>> BEGIN

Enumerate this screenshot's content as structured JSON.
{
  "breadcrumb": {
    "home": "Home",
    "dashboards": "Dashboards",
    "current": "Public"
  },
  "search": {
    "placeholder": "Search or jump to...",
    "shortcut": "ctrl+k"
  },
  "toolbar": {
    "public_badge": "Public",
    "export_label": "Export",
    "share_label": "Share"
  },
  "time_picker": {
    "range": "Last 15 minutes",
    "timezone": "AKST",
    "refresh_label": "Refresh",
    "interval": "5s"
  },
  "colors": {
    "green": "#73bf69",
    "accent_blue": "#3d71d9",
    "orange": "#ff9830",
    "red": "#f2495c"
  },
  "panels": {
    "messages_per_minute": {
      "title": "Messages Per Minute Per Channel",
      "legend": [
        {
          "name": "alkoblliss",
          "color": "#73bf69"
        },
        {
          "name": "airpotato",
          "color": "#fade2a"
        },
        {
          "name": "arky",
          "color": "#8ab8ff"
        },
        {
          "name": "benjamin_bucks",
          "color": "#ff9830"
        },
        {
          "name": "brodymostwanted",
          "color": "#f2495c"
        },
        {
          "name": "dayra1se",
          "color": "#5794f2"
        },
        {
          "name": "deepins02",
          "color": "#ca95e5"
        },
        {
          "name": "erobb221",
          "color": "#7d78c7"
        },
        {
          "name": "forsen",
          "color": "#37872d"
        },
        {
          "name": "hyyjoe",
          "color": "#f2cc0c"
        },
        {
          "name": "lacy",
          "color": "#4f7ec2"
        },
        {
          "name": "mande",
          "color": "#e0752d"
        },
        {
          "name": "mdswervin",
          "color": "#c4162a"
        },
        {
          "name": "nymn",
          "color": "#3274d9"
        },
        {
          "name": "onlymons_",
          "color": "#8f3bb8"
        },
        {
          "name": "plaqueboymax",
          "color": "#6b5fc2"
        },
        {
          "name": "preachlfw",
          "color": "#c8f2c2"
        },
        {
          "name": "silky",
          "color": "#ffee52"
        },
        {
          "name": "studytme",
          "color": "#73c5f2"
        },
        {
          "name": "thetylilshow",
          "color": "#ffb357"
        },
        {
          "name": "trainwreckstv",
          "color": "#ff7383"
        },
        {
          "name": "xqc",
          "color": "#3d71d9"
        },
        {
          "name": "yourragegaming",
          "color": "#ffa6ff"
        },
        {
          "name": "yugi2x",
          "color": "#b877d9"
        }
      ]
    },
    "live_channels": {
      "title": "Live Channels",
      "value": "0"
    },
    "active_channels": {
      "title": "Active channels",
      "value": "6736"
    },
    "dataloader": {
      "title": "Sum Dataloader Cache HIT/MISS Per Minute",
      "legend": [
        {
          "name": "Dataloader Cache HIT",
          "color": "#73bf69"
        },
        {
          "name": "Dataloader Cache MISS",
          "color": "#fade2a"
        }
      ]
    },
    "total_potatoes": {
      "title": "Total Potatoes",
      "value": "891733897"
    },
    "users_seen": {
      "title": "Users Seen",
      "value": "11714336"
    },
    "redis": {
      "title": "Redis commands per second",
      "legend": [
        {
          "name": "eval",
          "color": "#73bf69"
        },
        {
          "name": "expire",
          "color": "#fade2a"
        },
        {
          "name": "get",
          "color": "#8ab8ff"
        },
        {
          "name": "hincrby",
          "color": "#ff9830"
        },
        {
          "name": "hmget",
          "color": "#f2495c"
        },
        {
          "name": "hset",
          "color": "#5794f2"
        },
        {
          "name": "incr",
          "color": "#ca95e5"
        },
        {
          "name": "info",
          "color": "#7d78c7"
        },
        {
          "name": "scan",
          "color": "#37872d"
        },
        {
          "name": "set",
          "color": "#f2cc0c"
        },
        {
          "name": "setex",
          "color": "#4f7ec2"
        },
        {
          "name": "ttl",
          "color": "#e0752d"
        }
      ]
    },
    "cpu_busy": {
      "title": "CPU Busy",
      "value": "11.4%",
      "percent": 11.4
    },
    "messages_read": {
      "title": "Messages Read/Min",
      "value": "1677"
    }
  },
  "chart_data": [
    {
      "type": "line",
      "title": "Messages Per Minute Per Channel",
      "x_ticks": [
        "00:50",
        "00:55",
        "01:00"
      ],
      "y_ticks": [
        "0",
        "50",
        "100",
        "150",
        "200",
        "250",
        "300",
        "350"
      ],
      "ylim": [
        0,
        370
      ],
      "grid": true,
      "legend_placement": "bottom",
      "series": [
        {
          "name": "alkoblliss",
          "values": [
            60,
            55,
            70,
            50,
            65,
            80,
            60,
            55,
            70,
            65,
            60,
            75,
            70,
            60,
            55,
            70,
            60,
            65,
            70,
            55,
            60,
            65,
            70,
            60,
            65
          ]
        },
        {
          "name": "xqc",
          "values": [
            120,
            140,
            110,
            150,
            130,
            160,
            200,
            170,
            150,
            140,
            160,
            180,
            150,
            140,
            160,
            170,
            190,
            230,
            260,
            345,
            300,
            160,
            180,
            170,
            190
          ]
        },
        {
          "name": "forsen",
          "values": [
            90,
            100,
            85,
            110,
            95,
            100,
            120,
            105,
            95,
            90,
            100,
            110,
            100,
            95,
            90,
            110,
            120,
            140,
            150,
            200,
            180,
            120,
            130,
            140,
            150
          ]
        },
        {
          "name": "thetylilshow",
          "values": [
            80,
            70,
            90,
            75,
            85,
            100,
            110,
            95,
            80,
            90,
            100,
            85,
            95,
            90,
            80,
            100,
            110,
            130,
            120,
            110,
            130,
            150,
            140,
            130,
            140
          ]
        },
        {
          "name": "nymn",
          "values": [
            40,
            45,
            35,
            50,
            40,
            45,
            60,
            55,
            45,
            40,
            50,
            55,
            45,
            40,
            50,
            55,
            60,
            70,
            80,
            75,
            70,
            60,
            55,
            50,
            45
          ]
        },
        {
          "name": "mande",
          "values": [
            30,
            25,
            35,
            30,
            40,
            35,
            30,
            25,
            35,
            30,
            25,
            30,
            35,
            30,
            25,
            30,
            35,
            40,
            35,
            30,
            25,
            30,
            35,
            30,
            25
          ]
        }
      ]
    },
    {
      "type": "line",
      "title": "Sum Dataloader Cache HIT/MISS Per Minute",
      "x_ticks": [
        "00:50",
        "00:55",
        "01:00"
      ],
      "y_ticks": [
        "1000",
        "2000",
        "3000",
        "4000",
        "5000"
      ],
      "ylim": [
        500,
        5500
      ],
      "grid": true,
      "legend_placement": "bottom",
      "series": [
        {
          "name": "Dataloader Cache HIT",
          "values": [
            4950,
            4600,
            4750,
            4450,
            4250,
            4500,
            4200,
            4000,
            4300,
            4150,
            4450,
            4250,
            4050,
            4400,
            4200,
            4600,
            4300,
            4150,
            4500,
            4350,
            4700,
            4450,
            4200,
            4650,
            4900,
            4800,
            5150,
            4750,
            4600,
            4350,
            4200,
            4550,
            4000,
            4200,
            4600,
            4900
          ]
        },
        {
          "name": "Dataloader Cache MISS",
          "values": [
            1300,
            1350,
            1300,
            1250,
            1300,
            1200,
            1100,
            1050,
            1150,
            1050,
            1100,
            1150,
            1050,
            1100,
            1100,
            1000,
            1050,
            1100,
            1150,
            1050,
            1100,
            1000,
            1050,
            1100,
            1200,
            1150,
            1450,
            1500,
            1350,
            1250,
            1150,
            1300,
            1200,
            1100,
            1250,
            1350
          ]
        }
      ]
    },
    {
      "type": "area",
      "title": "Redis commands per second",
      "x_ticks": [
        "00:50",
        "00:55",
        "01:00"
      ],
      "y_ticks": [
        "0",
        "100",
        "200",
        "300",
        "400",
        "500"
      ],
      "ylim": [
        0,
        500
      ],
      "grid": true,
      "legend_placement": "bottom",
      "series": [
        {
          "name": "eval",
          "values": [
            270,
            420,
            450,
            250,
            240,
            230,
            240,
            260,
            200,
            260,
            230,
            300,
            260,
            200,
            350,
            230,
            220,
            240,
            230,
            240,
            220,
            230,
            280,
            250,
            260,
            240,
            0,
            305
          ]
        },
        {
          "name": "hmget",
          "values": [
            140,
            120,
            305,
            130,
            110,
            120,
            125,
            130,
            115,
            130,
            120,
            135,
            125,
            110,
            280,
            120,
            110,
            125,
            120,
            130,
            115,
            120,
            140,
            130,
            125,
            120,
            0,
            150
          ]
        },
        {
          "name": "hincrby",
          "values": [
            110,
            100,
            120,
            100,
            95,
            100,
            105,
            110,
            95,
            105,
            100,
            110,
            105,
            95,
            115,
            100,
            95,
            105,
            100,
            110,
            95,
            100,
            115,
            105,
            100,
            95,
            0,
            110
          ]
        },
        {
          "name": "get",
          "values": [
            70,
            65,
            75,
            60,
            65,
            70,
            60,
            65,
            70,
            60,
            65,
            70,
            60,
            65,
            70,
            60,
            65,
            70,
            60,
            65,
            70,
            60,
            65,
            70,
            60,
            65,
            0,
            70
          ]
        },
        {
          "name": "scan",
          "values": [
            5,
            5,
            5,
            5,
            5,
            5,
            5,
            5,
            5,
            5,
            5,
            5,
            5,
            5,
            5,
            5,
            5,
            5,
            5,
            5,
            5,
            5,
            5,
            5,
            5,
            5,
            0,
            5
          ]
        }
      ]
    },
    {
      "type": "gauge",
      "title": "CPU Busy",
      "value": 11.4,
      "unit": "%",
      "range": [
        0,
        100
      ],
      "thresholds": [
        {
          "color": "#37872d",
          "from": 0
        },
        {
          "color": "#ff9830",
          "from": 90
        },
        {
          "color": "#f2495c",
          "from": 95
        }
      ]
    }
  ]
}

>> END

# [EXERCISE REQUIREMENTS]
Where a line holds "Public", copy that line.

# [ANSWER TO THIS EXERCISE]
    "current": "Public"
    "public_badge": "Public",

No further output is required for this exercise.